[Set problem] Set down all of the data that follows word for word, without the images.

+++ Provided material +++

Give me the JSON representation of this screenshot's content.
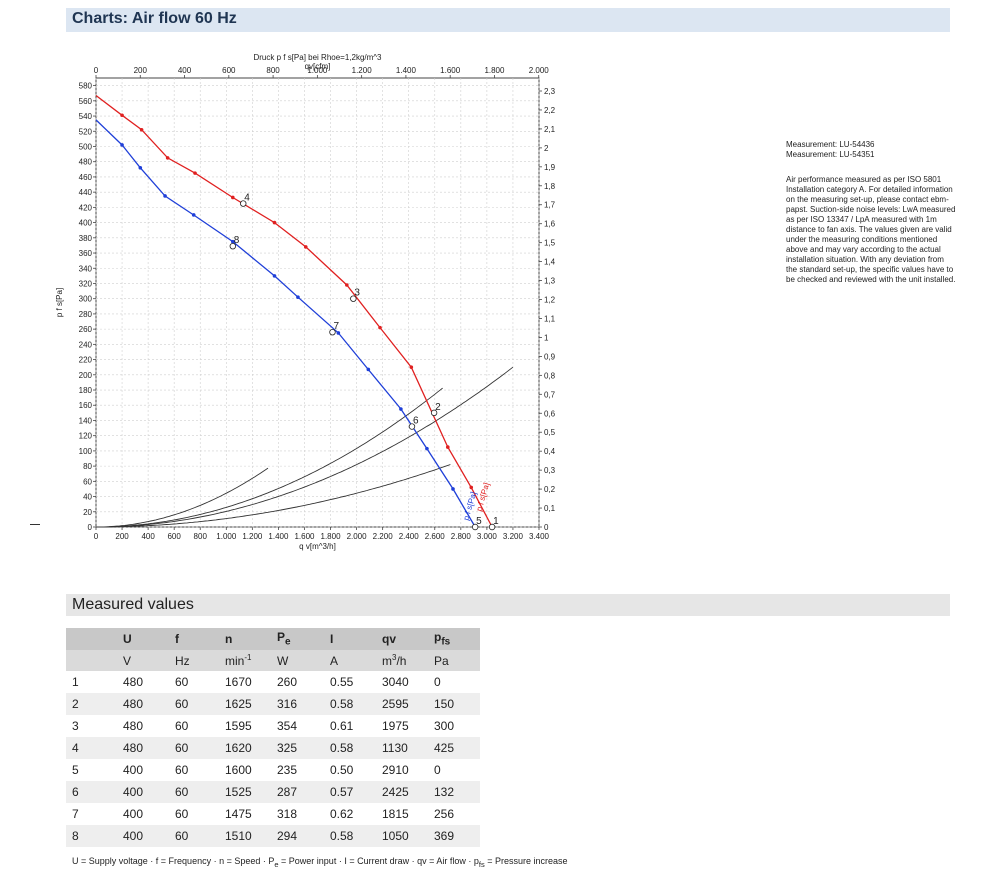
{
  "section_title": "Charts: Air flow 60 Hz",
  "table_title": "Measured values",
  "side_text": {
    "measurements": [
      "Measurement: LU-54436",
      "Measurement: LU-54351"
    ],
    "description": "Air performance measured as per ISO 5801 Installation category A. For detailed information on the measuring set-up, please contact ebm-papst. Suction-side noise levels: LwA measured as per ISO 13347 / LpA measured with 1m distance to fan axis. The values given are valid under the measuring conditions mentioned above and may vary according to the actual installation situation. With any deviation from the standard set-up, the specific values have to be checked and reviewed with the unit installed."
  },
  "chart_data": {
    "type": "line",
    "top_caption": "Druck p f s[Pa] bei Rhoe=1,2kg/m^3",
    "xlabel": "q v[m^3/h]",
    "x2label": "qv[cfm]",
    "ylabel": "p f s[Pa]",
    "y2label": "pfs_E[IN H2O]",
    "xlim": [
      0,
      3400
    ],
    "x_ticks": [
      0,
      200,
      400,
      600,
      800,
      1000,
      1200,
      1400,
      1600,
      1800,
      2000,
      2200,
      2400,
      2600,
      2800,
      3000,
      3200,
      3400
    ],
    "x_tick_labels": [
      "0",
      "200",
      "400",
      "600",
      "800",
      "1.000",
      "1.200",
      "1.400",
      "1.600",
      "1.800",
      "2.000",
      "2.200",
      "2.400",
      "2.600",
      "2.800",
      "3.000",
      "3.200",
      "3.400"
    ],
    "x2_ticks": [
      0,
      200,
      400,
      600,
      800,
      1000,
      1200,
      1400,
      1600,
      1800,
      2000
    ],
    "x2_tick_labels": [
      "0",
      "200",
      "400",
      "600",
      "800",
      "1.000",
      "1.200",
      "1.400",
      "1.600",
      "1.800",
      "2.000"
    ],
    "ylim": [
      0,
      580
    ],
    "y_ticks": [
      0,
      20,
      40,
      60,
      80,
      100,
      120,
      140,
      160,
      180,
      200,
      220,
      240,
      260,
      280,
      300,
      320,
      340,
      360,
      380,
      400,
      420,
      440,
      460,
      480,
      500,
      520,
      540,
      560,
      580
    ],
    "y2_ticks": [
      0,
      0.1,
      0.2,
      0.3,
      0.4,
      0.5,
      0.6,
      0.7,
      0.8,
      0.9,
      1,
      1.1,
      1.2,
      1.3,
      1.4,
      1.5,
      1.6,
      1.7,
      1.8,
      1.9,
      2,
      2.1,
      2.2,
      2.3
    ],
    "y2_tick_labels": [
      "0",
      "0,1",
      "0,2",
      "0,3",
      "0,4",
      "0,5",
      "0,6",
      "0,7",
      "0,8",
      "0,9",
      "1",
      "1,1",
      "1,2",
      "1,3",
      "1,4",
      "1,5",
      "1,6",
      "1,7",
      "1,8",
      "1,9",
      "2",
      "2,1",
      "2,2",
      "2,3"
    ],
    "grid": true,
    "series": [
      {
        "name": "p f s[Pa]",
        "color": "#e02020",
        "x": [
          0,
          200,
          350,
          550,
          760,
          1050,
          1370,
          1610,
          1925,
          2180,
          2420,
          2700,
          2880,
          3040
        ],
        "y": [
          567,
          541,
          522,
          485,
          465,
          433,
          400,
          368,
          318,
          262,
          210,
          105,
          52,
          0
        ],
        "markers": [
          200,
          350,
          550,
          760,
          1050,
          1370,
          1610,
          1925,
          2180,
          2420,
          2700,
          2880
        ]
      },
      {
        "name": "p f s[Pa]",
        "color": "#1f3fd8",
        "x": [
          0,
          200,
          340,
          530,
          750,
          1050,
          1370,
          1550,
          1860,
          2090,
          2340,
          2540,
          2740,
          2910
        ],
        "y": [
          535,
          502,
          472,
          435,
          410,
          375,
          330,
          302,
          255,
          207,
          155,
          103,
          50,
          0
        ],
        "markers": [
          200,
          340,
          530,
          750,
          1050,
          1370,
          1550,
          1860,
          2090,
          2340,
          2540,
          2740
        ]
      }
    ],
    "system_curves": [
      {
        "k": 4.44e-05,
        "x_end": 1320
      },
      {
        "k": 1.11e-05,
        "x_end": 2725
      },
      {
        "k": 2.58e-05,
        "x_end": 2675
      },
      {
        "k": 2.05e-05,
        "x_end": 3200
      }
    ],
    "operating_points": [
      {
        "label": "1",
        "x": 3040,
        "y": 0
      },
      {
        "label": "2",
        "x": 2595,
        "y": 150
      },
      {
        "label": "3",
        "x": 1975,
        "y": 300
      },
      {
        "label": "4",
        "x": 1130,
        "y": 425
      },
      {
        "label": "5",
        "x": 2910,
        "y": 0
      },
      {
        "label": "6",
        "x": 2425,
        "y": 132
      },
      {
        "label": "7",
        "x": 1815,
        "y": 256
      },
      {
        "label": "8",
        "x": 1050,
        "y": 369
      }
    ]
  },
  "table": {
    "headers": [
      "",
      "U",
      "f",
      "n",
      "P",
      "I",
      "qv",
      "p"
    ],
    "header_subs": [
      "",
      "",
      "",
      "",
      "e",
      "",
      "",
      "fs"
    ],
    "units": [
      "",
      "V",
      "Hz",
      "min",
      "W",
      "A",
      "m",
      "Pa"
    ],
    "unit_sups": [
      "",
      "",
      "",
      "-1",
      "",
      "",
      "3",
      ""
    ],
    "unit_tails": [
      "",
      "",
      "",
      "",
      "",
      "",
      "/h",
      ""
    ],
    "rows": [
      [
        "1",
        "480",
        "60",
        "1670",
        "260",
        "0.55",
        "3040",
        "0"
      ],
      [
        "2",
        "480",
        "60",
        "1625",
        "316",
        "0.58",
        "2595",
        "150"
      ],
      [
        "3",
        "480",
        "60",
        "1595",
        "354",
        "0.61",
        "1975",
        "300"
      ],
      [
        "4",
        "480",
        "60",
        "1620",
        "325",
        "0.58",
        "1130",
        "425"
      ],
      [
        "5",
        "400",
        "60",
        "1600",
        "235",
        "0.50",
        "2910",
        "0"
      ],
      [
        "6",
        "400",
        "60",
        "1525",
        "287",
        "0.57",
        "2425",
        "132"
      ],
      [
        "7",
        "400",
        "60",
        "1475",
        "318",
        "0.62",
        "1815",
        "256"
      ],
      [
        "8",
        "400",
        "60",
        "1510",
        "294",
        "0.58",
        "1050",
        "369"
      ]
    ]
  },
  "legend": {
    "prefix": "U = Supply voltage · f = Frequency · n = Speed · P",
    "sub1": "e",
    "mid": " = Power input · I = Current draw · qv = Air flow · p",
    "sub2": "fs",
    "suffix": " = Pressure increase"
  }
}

+++

[Full answer]
Give me the JSON representation of this screenshot's content.
{
  "section_title": "Charts: Air flow 60 Hz",
  "table_title": "Measured values",
  "side_text": {
    "measurements": [
      "Measurement: LU-54436",
      "Measurement: LU-54351"
    ],
    "description": "Air performance measured as per ISO 5801 Installation category A. For detailed information on the measuring set-up, please contact ebm-papst. Suction-side noise levels: LwA measured as per ISO 13347 / LpA measured with 1m distance to fan axis. The values given are valid under the measuring conditions mentioned above and may vary according to the actual installation situation. With any deviation from the standard set-up, the specific values have to be checked and reviewed with the unit installed."
  },
  "chart_data": {
    "type": "line",
    "top_caption": "Druck p f s[Pa] bei Rhoe=1,2kg/m^3",
    "xlabel": "q v[m^3/h]",
    "x2label": "qv[cfm]",
    "ylabel": "p f s[Pa]",
    "y2label": "pfs_E[IN H2O]",
    "xlim": [
      0,
      3400
    ],
    "x_ticks": [
      0,
      200,
      400,
      600,
      800,
      1000,
      1200,
      1400,
      1600,
      1800,
      2000,
      2200,
      2400,
      2600,
      2800,
      3000,
      3200,
      3400
    ],
    "x_tick_labels": [
      "0",
      "200",
      "400",
      "600",
      "800",
      "1.000",
      "1.200",
      "1.400",
      "1.600",
      "1.800",
      "2.000",
      "2.200",
      "2.400",
      "2.600",
      "2.800",
      "3.000",
      "3.200",
      "3.400"
    ],
    "x2_ticks": [
      0,
      200,
      400,
      600,
      800,
      1000,
      1200,
      1400,
      1600,
      1800,
      2000
    ],
    "x2_tick_labels": [
      "0",
      "200",
      "400",
      "600",
      "800",
      "1.000",
      "1.200",
      "1.400",
      "1.600",
      "1.800",
      "2.000"
    ],
    "ylim": [
      0,
      580
    ],
    "y_ticks": [
      0,
      20,
      40,
      60,
      80,
      100,
      120,
      140,
      160,
      180,
      200,
      220,
      240,
      260,
      280,
      300,
      320,
      340,
      360,
      380,
      400,
      420,
      440,
      460,
      480,
      500,
      520,
      540,
      560,
      580
    ],
    "y2_ticks": [
      0,
      0.1,
      0.2,
      0.3,
      0.4,
      0.5,
      0.6,
      0.7,
      0.8,
      0.9,
      1,
      1.1,
      1.2,
      1.3,
      1.4,
      1.5,
      1.6,
      1.7,
      1.8,
      1.9,
      2,
      2.1,
      2.2,
      2.3
    ],
    "y2_tick_labels": [
      "0",
      "0,1",
      "0,2",
      "0,3",
      "0,4",
      "0,5",
      "0,6",
      "0,7",
      "0,8",
      "0,9",
      "1",
      "1,1",
      "1,2",
      "1,3",
      "1,4",
      "1,5",
      "1,6",
      "1,7",
      "1,8",
      "1,9",
      "2",
      "2,1",
      "2,2",
      "2,3"
    ],
    "grid": true,
    "series": [
      {
        "name": "p f s[Pa]",
        "color": "#e02020",
        "x": [
          0,
          200,
          350,
          550,
          760,
          1050,
          1370,
          1610,
          1925,
          2180,
          2420,
          2700,
          2880,
          3040
        ],
        "y": [
          567,
          541,
          522,
          485,
          465,
          433,
          400,
          368,
          318,
          262,
          210,
          105,
          52,
          0
        ],
        "markers": [
          200,
          350,
          550,
          760,
          1050,
          1370,
          1610,
          1925,
          2180,
          2420,
          2700,
          2880
        ]
      },
      {
        "name": "p f s[Pa]",
        "color": "#1f3fd8",
        "x": [
          0,
          200,
          340,
          530,
          750,
          1050,
          1370,
          1550,
          1860,
          2090,
          2340,
          2540,
          2740,
          2910
        ],
        "y": [
          535,
          502,
          472,
          435,
          410,
          375,
          330,
          302,
          255,
          207,
          155,
          103,
          50,
          0
        ],
        "markers": [
          200,
          340,
          530,
          750,
          1050,
          1370,
          1550,
          1860,
          2090,
          2340,
          2540,
          2740
        ]
      }
    ],
    "system_curves": [
      {
        "k": 4.44e-05,
        "x_end": 1320
      },
      {
        "k": 1.11e-05,
        "x_end": 2725
      },
      {
        "k": 2.58e-05,
        "x_end": 2675
      },
      {
        "k": 2.05e-05,
        "x_end": 3200
      }
    ],
    "operating_points": [
      {
        "label": "1",
        "x": 3040,
        "y": 0
      },
      {
        "label": "2",
        "x": 2595,
        "y": 150
      },
      {
        "label": "3",
        "x": 1975,
        "y": 300
      },
      {
        "label": "4",
        "x": 1130,
        "y": 425
      },
      {
        "label": "5",
        "x": 2910,
        "y": 0
      },
      {
        "label": "6",
        "x": 2425,
        "y": 132
      },
      {
        "label": "7",
        "x": 1815,
        "y": 256
      },
      {
        "label": "8",
        "x": 1050,
        "y": 369
      }
    ]
  },
  "table": {
    "headers": [
      "",
      "U",
      "f",
      "n",
      "P",
      "I",
      "qv",
      "p"
    ],
    "header_subs": [
      "",
      "",
      "",
      "",
      "e",
      "",
      "",
      "fs"
    ],
    "units": [
      "",
      "V",
      "Hz",
      "min",
      "W",
      "A",
      "m",
      "Pa"
    ],
    "unit_sups": [
      "",
      "",
      "",
      "-1",
      "",
      "",
      "3",
      ""
    ],
    "unit_tails": [
      "",
      "",
      "",
      "",
      "",
      "",
      "/h",
      ""
    ],
    "rows": [
      [
        "1",
        "480",
        "60",
        "1670",
        "260",
        "0.55",
        "3040",
        "0"
      ],
      [
        "2",
        "480",
        "60",
        "1625",
        "316",
        "0.58",
        "2595",
        "150"
      ],
      [
        "3",
        "480",
        "60",
        "1595",
        "354",
        "0.61",
        "1975",
        "300"
      ],
      [
        "4",
        "480",
        "60",
        "1620",
        "325",
        "0.58",
        "1130",
        "425"
      ],
      [
        "5",
        "400",
        "60",
        "1600",
        "235",
        "0.50",
        "2910",
        "0"
      ],
      [
        "6",
        "400",
        "60",
        "1525",
        "287",
        "0.57",
        "2425",
        "132"
      ],
      [
        "7",
        "400",
        "60",
        "1475",
        "318",
        "0.62",
        "1815",
        "256"
      ],
      [
        "8",
        "400",
        "60",
        "1510",
        "294",
        "0.58",
        "1050",
        "369"
      ]
    ]
  },
  "legend": {
    "prefix": "U = Supply voltage · f = Frequency · n = Speed · P",
    "sub1": "e",
    "mid": " = Power input · I = Current draw · qv = Air flow · p",
    "sub2": "fs",
    "suffix": " = Pressure increase"
  }
}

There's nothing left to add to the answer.